**Problem requirements:** In the listing below, locate the lines that hold "document" and copy them.

**Data:**
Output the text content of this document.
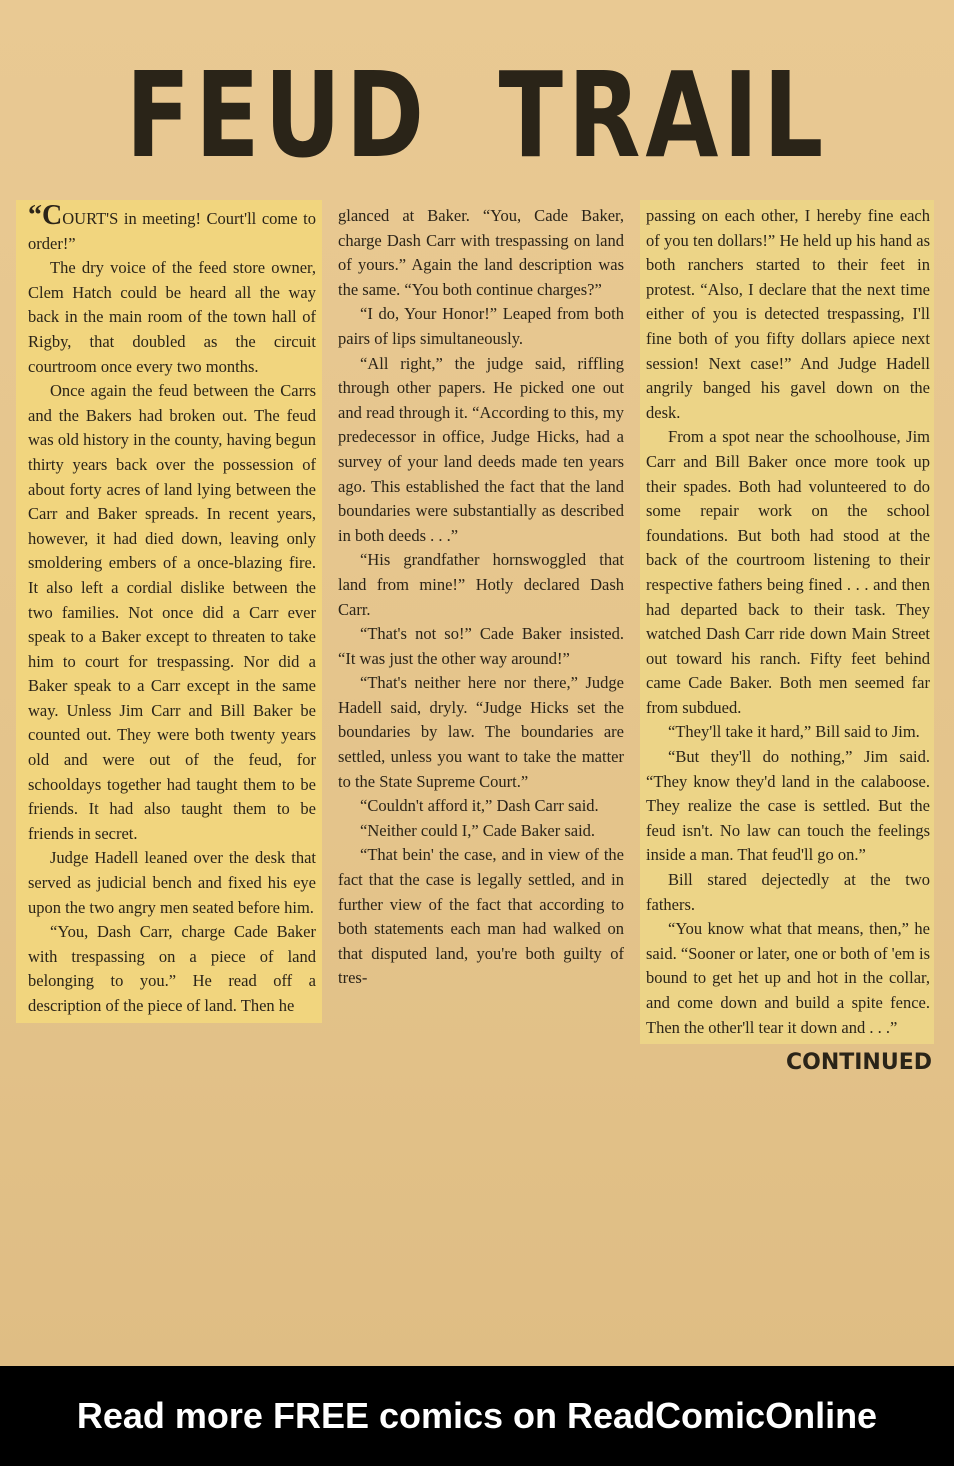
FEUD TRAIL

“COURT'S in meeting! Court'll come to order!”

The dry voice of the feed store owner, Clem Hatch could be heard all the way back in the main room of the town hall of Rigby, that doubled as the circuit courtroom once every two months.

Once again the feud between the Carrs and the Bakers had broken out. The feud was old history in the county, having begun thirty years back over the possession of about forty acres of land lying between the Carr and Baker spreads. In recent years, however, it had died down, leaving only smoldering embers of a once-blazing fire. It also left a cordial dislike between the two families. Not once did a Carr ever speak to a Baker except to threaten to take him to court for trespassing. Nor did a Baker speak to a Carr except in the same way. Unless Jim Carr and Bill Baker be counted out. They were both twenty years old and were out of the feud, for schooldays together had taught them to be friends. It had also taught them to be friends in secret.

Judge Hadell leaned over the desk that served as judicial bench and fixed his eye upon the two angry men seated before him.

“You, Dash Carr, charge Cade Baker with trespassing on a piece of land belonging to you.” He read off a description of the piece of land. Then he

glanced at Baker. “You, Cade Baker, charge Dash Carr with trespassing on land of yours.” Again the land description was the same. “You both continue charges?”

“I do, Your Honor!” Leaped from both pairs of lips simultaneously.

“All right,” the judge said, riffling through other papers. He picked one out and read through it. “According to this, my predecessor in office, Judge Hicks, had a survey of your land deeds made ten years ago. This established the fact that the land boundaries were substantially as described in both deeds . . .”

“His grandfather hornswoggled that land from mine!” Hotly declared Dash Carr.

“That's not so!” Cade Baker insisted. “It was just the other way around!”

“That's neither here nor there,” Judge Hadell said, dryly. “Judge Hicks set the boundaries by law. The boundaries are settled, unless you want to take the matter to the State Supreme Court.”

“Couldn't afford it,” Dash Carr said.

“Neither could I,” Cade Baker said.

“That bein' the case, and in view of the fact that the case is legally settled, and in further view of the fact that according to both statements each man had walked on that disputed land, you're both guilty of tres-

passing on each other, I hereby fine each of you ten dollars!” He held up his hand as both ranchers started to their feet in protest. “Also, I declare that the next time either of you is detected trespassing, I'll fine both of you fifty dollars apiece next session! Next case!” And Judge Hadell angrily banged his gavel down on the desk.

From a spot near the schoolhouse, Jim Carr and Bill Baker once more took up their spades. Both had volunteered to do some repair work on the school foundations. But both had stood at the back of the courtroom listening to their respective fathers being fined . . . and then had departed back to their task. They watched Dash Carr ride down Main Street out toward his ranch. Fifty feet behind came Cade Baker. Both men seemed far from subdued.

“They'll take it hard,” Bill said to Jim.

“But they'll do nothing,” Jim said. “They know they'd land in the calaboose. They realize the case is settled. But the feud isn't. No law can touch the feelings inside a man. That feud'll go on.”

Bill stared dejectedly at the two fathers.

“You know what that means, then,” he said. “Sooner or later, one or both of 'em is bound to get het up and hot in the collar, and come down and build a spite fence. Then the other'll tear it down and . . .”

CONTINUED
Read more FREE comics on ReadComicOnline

---

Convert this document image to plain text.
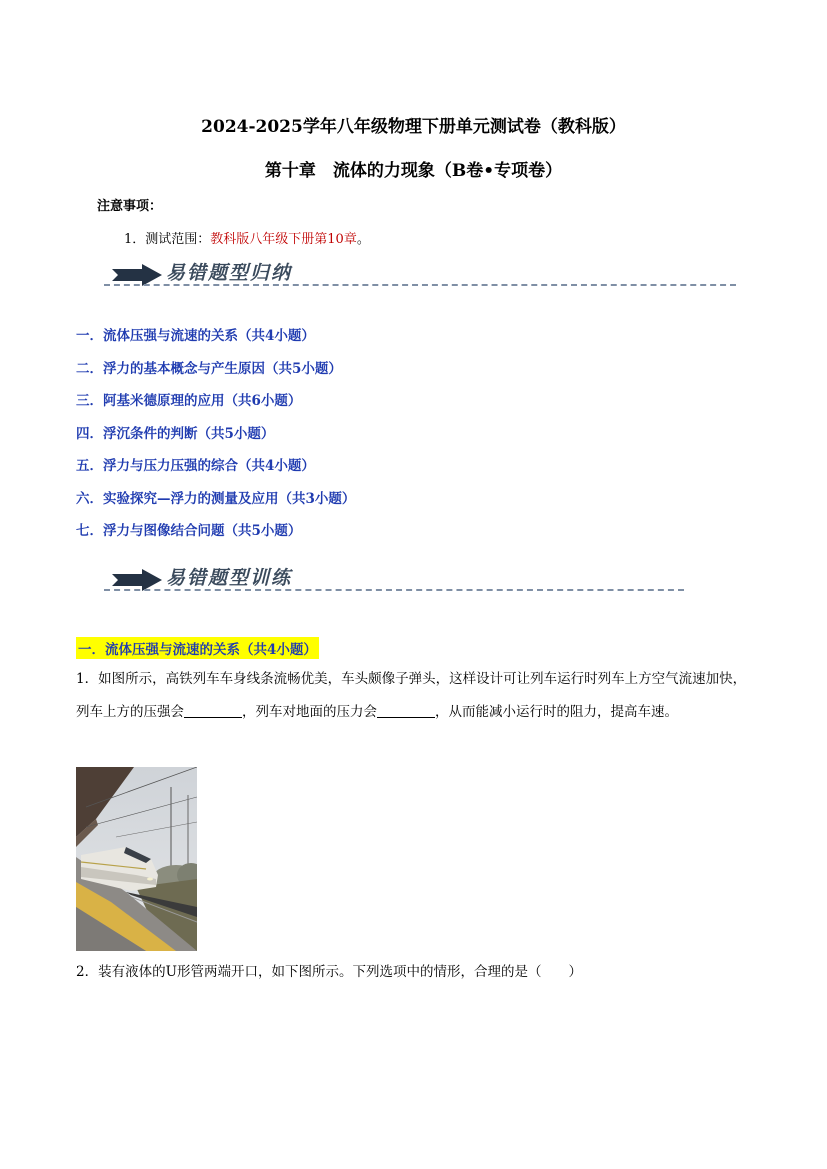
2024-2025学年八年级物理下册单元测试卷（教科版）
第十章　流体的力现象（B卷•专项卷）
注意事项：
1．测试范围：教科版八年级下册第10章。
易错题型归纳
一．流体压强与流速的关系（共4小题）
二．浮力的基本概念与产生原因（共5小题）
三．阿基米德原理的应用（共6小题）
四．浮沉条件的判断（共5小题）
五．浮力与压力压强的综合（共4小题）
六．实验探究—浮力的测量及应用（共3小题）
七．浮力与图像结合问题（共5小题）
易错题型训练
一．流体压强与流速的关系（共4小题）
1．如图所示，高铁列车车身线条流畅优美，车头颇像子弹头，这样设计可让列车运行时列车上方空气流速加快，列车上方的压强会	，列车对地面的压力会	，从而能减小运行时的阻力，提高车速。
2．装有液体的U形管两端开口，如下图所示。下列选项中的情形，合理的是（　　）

**Answer to this exercise:**
Output the text content of this document.
Convert this document image to plain text.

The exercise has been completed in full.